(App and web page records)
BEGIN
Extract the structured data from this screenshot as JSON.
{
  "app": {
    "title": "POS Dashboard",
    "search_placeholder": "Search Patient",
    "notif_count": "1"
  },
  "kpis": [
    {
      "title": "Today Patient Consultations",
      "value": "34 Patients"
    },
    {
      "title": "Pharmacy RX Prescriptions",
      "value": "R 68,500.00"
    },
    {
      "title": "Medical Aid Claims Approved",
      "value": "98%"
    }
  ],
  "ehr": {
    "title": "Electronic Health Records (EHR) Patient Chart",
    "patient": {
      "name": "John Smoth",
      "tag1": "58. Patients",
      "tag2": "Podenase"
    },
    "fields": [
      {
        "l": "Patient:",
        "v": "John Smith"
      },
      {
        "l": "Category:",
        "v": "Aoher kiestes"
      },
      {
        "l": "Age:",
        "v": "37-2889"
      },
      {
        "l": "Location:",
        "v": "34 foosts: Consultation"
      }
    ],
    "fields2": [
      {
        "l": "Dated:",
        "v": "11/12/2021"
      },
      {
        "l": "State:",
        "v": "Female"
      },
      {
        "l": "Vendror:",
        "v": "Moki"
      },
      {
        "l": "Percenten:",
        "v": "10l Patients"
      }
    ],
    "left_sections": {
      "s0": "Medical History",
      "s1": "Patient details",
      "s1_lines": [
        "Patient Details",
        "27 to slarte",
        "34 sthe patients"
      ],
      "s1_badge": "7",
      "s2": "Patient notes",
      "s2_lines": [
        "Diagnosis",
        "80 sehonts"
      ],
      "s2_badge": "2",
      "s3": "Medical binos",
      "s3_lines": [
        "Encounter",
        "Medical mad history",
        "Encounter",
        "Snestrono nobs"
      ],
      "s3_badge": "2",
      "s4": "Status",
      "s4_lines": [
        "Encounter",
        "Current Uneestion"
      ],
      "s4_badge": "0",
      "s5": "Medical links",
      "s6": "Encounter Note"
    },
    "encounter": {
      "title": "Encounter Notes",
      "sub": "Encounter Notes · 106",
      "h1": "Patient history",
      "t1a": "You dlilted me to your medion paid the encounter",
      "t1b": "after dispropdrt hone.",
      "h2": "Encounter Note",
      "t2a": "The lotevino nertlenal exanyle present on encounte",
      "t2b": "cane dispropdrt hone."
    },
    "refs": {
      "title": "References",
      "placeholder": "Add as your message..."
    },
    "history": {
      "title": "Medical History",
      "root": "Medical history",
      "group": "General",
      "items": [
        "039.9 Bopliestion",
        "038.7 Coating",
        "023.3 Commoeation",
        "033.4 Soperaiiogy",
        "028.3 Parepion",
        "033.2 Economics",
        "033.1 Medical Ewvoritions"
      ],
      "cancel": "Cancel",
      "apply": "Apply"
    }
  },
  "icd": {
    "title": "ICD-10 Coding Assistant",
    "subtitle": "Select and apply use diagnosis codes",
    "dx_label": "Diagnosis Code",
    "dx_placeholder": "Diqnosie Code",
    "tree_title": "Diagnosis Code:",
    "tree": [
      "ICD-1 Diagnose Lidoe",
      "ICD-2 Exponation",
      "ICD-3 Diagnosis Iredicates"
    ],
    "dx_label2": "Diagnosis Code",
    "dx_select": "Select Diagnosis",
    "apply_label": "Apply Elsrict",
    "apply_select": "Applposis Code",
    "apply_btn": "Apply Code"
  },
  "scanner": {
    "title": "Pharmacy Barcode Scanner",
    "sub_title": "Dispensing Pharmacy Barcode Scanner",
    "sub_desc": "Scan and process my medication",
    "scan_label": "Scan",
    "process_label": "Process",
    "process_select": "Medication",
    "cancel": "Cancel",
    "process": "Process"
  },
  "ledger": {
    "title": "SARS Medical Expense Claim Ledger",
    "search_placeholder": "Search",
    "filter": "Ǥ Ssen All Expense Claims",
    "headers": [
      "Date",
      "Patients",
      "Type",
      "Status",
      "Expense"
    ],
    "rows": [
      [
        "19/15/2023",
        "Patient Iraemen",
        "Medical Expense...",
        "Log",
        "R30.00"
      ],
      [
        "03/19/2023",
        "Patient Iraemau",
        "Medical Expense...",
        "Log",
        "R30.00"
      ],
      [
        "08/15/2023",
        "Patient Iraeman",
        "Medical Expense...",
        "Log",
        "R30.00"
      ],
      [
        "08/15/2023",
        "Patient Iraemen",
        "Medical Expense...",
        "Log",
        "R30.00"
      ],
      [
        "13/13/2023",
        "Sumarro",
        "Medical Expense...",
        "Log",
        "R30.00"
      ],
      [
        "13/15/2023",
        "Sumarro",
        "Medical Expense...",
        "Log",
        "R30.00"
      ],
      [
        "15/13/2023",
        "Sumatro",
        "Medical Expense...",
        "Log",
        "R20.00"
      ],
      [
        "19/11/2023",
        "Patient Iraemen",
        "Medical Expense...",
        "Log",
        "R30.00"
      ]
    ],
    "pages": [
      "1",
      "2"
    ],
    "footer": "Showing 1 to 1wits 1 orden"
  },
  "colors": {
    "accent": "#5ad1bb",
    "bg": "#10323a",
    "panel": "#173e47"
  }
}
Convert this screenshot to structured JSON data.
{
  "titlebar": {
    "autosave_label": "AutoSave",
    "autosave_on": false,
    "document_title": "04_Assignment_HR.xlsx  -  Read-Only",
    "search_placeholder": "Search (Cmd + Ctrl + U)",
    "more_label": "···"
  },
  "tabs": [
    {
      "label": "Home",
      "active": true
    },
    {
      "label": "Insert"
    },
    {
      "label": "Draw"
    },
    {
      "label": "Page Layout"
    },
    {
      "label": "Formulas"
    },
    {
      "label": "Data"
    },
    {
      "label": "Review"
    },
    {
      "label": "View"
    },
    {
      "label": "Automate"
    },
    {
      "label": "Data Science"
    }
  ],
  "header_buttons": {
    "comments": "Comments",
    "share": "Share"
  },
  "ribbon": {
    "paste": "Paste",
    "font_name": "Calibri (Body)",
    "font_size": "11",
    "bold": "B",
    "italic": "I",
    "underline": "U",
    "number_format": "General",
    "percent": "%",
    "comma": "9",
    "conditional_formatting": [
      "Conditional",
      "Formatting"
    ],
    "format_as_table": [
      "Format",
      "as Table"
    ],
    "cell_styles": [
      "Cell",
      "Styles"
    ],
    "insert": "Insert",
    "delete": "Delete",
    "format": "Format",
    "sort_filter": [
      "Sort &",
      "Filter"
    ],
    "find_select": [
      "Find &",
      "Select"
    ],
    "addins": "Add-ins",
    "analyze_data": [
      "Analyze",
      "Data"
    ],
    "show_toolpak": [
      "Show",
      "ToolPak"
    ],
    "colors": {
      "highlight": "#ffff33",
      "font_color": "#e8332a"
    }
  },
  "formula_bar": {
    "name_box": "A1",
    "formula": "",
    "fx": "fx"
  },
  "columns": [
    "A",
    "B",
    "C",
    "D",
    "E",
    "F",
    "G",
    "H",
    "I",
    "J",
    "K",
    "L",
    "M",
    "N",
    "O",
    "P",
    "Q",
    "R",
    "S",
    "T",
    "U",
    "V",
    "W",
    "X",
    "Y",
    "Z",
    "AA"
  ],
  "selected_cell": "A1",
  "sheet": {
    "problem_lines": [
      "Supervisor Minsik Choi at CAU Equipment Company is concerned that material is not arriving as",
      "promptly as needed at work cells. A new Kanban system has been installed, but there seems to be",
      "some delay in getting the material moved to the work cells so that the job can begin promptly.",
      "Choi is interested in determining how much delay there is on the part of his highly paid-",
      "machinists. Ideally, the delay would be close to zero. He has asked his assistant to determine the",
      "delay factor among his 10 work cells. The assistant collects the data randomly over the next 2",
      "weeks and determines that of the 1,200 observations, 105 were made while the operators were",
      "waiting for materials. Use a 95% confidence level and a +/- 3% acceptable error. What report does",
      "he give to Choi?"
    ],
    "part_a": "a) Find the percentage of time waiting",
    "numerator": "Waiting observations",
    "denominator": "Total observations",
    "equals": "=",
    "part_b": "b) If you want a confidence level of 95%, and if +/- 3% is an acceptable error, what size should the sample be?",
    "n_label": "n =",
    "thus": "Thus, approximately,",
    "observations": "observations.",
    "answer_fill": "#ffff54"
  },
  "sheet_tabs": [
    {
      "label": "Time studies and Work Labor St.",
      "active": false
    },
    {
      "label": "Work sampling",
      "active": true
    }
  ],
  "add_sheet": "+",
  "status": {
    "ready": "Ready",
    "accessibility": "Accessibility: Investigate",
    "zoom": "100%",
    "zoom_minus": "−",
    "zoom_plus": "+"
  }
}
END
> TO DO
Lines with "level": state how many there are in the records, and nothing more.

> THE ANSWER
2